Identify each line below containing the string "JSON" and copy it.

-----

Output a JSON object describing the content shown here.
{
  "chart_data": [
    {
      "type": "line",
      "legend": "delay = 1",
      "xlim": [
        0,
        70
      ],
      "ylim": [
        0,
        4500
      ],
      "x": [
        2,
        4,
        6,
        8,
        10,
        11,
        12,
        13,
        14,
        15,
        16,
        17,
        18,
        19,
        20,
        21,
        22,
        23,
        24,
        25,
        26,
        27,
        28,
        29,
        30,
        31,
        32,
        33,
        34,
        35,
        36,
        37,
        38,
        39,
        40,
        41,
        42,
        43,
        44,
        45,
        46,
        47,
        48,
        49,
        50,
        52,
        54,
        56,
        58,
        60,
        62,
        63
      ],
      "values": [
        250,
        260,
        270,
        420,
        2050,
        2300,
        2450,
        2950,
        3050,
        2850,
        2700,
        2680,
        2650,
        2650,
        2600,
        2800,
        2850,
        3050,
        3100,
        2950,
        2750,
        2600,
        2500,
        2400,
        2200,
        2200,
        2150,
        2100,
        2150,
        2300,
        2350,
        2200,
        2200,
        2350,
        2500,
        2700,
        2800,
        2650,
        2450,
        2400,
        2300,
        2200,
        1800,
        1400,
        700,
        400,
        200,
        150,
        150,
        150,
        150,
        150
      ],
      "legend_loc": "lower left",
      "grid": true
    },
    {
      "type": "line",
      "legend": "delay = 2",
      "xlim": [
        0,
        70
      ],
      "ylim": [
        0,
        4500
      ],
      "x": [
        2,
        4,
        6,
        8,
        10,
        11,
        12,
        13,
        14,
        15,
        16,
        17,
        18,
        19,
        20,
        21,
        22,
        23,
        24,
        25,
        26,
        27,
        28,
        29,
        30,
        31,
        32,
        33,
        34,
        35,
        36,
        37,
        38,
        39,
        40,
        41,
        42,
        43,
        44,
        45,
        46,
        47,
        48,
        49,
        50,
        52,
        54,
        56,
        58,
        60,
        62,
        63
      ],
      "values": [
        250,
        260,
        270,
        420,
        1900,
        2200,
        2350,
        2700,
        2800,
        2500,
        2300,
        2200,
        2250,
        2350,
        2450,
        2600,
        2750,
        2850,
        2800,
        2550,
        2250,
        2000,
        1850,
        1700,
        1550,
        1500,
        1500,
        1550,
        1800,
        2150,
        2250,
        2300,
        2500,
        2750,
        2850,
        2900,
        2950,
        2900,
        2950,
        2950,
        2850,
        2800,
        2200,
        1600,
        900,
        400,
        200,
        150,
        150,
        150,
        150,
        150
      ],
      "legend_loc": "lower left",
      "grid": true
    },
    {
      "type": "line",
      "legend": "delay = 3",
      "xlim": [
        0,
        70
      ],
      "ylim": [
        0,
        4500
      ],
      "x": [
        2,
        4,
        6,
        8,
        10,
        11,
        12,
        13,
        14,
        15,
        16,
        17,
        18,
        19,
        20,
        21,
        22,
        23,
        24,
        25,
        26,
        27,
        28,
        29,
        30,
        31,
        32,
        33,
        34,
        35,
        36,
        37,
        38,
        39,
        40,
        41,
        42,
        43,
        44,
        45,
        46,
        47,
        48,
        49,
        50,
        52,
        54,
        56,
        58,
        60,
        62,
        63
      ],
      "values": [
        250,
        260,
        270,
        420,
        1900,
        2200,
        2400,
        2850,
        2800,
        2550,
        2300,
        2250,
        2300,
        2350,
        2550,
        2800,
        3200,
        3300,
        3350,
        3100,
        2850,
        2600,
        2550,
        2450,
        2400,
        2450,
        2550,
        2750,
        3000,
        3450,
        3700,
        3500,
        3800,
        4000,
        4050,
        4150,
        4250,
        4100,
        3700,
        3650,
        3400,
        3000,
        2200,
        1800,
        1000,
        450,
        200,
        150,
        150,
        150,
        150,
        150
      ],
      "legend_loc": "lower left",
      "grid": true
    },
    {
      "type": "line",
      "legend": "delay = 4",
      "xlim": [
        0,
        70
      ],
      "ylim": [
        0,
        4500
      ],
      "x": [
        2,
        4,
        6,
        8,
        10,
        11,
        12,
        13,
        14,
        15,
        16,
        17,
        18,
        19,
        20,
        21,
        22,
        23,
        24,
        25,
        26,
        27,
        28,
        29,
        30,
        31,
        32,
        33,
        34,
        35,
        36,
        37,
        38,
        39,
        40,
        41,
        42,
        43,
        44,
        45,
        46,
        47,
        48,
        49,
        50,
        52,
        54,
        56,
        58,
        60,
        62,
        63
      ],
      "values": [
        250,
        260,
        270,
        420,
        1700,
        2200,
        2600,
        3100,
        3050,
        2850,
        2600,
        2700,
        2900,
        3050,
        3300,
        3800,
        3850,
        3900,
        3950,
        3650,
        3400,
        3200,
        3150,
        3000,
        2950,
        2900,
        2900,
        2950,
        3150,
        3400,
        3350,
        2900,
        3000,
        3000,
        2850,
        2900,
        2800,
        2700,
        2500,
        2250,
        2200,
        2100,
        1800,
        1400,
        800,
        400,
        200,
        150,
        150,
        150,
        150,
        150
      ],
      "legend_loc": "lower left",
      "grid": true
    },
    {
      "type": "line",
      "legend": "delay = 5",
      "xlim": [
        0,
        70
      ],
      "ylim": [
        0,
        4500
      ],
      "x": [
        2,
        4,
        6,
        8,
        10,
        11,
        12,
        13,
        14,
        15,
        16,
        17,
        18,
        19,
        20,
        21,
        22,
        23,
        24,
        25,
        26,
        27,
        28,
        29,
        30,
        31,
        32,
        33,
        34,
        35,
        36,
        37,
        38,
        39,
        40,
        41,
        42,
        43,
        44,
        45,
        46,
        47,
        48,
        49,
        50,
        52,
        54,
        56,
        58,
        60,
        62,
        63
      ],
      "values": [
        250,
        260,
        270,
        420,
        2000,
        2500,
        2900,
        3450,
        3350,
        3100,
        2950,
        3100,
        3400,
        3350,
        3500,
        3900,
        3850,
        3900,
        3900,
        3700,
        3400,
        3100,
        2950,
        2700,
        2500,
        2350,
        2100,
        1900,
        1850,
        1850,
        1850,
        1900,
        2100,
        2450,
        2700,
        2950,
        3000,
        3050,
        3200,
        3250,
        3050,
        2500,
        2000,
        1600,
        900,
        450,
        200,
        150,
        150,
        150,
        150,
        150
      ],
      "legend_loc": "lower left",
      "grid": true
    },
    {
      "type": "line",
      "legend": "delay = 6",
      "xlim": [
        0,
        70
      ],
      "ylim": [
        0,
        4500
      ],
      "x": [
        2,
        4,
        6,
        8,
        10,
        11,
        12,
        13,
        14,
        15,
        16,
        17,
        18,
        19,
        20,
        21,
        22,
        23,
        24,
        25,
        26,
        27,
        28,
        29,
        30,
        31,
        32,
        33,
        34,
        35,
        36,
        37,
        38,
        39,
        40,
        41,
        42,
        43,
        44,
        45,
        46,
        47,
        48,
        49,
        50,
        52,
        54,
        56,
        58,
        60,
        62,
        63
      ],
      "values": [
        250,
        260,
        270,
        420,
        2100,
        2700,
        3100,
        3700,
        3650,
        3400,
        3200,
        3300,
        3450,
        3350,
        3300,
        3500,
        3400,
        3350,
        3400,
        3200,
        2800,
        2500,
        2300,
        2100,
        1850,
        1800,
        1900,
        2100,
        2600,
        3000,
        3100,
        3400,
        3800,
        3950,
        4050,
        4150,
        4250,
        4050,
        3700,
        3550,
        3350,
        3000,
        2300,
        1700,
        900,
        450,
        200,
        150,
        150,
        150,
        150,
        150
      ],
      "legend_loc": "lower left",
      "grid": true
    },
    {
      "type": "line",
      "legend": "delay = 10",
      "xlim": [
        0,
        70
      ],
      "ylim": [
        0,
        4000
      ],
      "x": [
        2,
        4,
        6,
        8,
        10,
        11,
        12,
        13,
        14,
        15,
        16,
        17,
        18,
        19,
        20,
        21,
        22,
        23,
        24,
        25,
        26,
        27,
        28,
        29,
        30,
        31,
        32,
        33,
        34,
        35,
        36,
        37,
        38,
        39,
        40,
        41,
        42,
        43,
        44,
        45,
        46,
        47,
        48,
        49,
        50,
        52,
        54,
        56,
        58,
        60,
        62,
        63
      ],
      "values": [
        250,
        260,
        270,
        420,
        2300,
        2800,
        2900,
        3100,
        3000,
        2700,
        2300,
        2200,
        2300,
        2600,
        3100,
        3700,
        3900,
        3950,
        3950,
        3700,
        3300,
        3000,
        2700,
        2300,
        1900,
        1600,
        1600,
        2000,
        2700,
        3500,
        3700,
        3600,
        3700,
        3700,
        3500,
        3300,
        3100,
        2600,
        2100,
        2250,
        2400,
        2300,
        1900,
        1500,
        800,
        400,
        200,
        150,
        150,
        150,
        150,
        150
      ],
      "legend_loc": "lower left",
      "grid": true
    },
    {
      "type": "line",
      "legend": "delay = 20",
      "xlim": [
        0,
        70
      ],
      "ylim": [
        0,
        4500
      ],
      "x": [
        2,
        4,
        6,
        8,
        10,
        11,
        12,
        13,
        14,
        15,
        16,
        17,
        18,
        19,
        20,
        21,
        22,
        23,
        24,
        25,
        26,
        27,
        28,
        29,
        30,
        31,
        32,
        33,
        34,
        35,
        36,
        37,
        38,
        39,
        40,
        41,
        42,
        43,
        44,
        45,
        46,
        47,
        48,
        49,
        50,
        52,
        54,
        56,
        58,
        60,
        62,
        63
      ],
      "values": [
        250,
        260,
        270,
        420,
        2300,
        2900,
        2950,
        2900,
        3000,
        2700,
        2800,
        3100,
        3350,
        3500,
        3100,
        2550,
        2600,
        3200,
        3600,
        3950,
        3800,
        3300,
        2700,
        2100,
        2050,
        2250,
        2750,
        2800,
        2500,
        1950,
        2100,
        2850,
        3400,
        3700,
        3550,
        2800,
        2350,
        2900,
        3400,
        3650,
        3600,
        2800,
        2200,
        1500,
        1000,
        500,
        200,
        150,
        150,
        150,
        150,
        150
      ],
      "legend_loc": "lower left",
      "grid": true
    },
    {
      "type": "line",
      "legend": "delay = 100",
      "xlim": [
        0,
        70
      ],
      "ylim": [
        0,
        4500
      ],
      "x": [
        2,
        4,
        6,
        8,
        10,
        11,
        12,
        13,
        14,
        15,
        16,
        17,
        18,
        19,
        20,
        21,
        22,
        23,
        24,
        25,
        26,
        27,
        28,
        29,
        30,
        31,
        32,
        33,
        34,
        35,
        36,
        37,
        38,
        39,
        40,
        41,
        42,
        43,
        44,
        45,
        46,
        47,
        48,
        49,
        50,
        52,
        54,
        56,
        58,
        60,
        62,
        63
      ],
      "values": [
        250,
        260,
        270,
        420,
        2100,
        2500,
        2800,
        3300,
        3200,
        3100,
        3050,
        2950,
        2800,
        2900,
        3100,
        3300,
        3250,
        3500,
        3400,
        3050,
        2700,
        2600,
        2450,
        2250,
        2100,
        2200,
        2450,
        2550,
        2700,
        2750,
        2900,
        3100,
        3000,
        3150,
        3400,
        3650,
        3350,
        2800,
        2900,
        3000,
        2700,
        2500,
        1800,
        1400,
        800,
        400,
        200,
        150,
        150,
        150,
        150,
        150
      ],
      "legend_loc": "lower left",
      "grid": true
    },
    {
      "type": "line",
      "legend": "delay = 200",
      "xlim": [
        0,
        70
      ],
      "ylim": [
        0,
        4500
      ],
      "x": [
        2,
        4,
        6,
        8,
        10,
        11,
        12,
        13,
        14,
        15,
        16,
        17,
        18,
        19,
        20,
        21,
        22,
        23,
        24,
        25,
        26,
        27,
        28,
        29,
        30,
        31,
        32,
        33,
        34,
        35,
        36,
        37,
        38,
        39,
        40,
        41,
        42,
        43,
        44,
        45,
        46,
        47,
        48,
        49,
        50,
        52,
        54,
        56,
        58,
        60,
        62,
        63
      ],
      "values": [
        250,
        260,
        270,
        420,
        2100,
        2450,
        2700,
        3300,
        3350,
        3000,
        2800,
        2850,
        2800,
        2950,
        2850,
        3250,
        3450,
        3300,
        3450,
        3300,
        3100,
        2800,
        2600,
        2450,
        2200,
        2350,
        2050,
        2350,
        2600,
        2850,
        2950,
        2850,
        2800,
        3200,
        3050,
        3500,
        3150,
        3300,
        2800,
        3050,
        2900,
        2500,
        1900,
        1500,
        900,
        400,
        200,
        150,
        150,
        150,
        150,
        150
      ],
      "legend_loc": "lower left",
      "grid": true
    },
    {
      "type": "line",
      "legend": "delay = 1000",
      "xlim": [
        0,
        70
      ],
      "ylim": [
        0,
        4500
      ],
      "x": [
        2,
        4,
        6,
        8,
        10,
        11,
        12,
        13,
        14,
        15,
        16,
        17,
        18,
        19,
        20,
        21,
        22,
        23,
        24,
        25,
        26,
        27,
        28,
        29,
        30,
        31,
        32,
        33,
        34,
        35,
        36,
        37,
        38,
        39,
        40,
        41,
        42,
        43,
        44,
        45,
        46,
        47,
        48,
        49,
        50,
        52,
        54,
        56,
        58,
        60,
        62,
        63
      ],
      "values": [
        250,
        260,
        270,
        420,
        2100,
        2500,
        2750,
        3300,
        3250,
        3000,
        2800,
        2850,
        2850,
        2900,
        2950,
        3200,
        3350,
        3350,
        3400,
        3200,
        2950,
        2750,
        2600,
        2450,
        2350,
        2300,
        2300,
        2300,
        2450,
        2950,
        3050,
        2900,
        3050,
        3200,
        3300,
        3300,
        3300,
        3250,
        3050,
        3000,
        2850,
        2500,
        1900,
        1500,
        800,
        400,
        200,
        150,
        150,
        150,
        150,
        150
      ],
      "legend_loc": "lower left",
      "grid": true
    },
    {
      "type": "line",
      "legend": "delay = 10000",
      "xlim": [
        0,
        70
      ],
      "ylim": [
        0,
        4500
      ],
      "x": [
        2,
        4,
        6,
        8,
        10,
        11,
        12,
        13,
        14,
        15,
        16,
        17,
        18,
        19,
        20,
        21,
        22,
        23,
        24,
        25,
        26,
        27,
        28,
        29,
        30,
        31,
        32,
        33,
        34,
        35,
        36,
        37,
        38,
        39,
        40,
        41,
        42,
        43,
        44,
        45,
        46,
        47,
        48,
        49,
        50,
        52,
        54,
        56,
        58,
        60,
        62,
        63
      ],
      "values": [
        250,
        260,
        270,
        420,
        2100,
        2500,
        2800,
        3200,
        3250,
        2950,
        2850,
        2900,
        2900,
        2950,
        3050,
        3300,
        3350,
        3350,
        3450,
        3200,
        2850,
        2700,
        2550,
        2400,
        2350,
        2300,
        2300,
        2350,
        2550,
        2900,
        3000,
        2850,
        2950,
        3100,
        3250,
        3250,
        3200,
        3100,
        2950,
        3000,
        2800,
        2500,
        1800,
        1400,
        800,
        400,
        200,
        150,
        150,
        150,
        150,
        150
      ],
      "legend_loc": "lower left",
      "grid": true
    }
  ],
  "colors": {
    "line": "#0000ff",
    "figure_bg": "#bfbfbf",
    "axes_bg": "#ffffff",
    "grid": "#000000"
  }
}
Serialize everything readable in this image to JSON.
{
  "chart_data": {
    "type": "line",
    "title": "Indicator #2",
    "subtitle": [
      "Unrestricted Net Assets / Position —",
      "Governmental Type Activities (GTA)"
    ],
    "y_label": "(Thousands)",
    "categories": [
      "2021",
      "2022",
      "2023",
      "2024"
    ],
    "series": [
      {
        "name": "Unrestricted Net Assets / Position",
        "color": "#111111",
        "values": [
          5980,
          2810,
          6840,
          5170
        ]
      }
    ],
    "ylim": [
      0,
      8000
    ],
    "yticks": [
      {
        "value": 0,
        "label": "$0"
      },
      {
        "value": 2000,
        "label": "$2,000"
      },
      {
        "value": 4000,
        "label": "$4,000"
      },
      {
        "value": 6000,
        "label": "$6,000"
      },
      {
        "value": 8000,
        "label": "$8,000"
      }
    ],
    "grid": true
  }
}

-----

◆ Response to this exercise:
Output a JSON object describing the content shown here.
Serialize everything readable in this image to JSON.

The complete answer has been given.